INSTRUCTIONS TO FOLLOW
Output the entries verbatim, including every line.

MATERIAL
━━━━━━━━━━━━━━━━━━━━━━━━━━━━━━
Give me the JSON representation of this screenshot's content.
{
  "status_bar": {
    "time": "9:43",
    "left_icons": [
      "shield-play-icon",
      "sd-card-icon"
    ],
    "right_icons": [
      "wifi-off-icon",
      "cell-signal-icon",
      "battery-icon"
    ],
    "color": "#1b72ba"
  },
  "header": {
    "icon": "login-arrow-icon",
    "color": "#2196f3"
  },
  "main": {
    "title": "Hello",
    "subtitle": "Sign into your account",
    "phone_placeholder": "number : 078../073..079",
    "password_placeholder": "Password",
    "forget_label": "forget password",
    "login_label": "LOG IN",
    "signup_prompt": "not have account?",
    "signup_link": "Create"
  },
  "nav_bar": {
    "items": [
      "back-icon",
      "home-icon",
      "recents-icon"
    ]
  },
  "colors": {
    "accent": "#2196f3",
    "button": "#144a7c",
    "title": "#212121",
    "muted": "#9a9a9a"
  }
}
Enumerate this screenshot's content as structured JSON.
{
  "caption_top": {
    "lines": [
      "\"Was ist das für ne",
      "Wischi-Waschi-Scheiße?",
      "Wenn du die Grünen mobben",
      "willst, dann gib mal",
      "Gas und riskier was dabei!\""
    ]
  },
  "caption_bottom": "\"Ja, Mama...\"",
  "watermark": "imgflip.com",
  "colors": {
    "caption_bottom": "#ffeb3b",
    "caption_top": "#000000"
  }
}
━━━━━━━━━━━━━━━━━━━━━━━━━━━━━━
TASK ANSWER
Give me the JSON representation of this screenshot's content.
{
  "status_bar": {
    "time": "9:43",
    "left_icons": [
      "shield-play-icon",
      "sd-card-icon"
    ],
    "right_icons": [
      "wifi-off-icon",
      "cell-signal-icon",
      "battery-icon"
    ],
    "color": "#1b72ba"
  },
  "header": {
    "icon": "login-arrow-icon",
    "color": "#2196f3"
  },
  "main": {
    "title": "Hello",
    "subtitle": "Sign into your account",
    "phone_placeholder": "number : 078../073..079",
    "password_placeholder": "Password",
    "forget_label": "forget password",
    "login_label": "LOG IN",
    "signup_prompt": "not have account?",
    "signup_link": "Create"
  },
  "nav_bar": {
    "items": [
      "back-icon",
      "home-icon",
      "recents-icon"
    ]
  },
  "colors": {
    "accent": "#2196f3",
    "button": "#144a7c",
    "title": "#212121",
    "muted": "#9a9a9a"
  }
}
Enumerate this screenshot's content as structured JSON.
{
  "caption_top": {
    "lines": [
      "\"Was ist das für ne",
      "Wischi-Waschi-Scheiße?",
      "Wenn du die Grünen mobben",
      "willst, dann gib mal",
      "Gas und riskier was dabei!\""
    ]
  },
  "caption_bottom": "\"Ja, Mama...\"",
  "watermark": "imgflip.com",
  "colors": {
    "caption_bottom": "#ffeb3b",
    "caption_top": "#000000"
  }
}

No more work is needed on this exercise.